◆ **Task statement**:
Exactly how many lines have the word "temperature"? Answer with the bare number.

◆ **Data rows**:
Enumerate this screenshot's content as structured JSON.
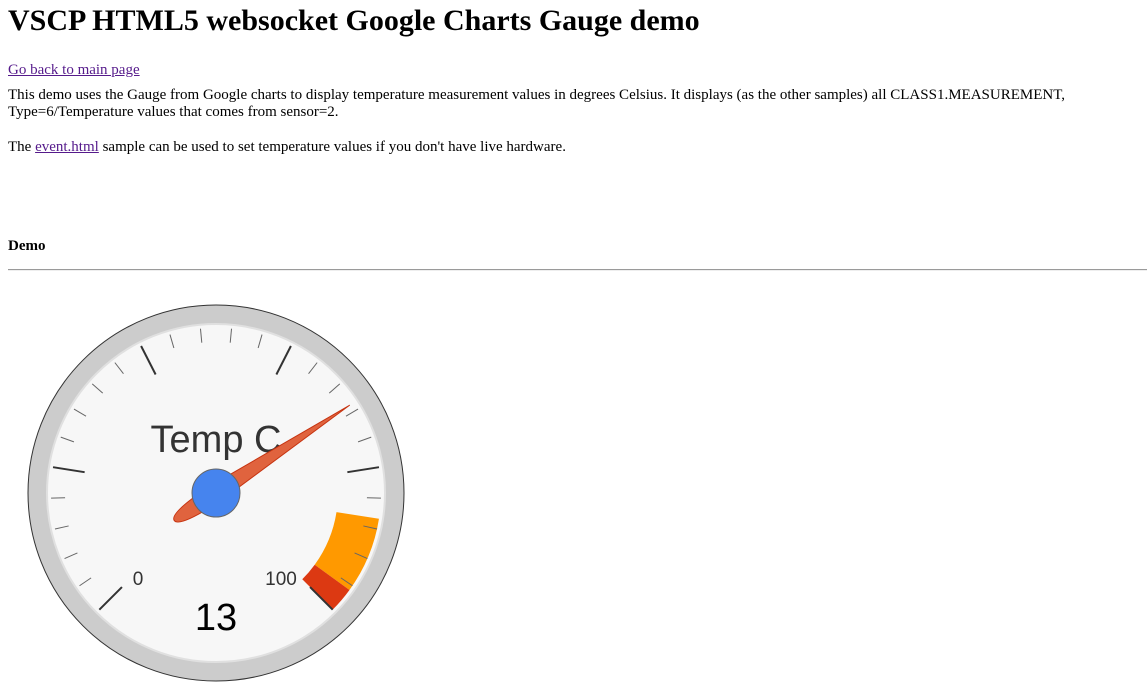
{
  "page": {
    "title": "VSCP HTML5 websocket Google Charts Gauge demo",
    "back_link": "Go back to main page",
    "description": "This demo uses the Gauge from Google charts to display temperature measurement values in degrees Celsius. It displays (as the other samples) all CLASS1.MEASUREMENT, Type=6/Temperature values that comes from sensor=2.",
    "event_note_prefix": "The ",
    "event_note_link": "event.html",
    "event_note_suffix": " sample can be used to set temperature values if you don't have live hardware.",
    "demo_heading": "Demo"
  },
  "gauge": {
    "label": "Temp C",
    "value": 13,
    "value_text": "13",
    "min": -200,
    "max": 100,
    "min_label": "0",
    "max_label": "100",
    "yellow_from": 60,
    "yellow_to": 90,
    "red_from": 90,
    "red_to": 100,
    "major_ticks": 6,
    "minor_ticks": 5,
    "colors": {
      "yellow": "#FF9900",
      "red": "#DC3912",
      "needle": "#E0633E",
      "hub": "#4684EE",
      "face": "#F7F7F7",
      "rim": "#CCCCCC",
      "tick": "#333333"
    }
  }
}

◆ **Answer**:
2